Written task>
From the listing below, pick out every line that contains the word "output" and copy each one.

Supplied records>
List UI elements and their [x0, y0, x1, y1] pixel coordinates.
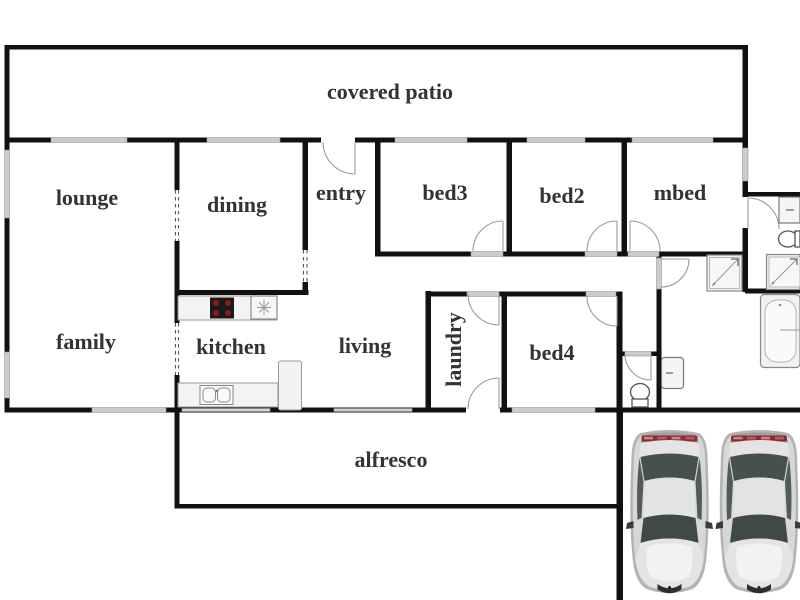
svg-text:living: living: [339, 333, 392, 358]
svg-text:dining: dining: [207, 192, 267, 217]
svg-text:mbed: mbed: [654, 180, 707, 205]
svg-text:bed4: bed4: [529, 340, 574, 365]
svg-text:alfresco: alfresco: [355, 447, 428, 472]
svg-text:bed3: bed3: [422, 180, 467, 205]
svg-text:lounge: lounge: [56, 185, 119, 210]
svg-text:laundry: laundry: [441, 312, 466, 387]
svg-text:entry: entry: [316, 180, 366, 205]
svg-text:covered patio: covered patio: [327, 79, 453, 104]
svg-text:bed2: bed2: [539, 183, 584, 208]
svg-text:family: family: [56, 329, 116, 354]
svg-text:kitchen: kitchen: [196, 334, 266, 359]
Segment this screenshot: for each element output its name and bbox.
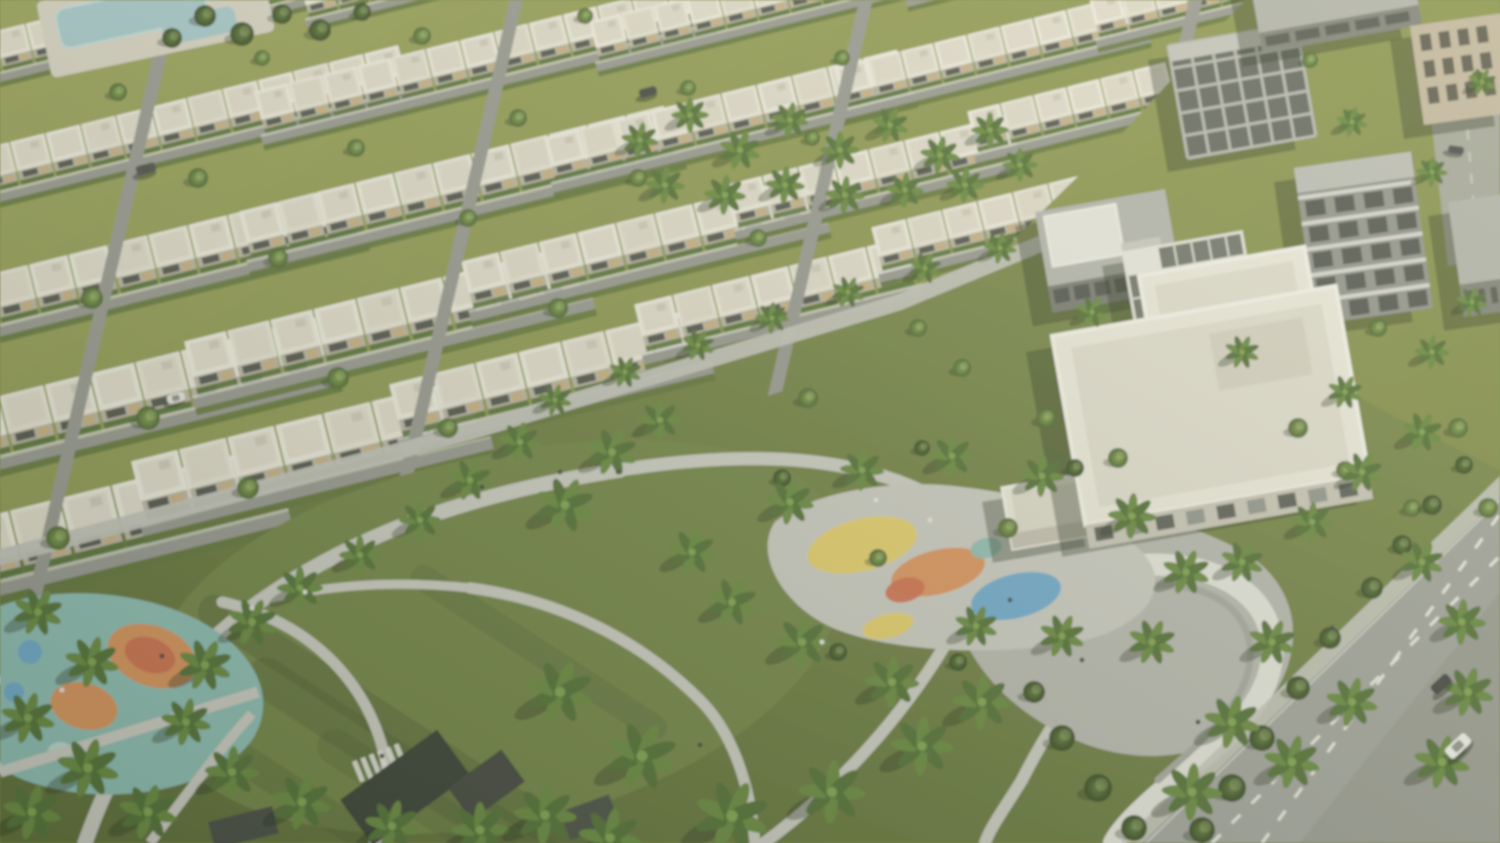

Worked solution>
Segment this screenshot: for each element output its name and bbox.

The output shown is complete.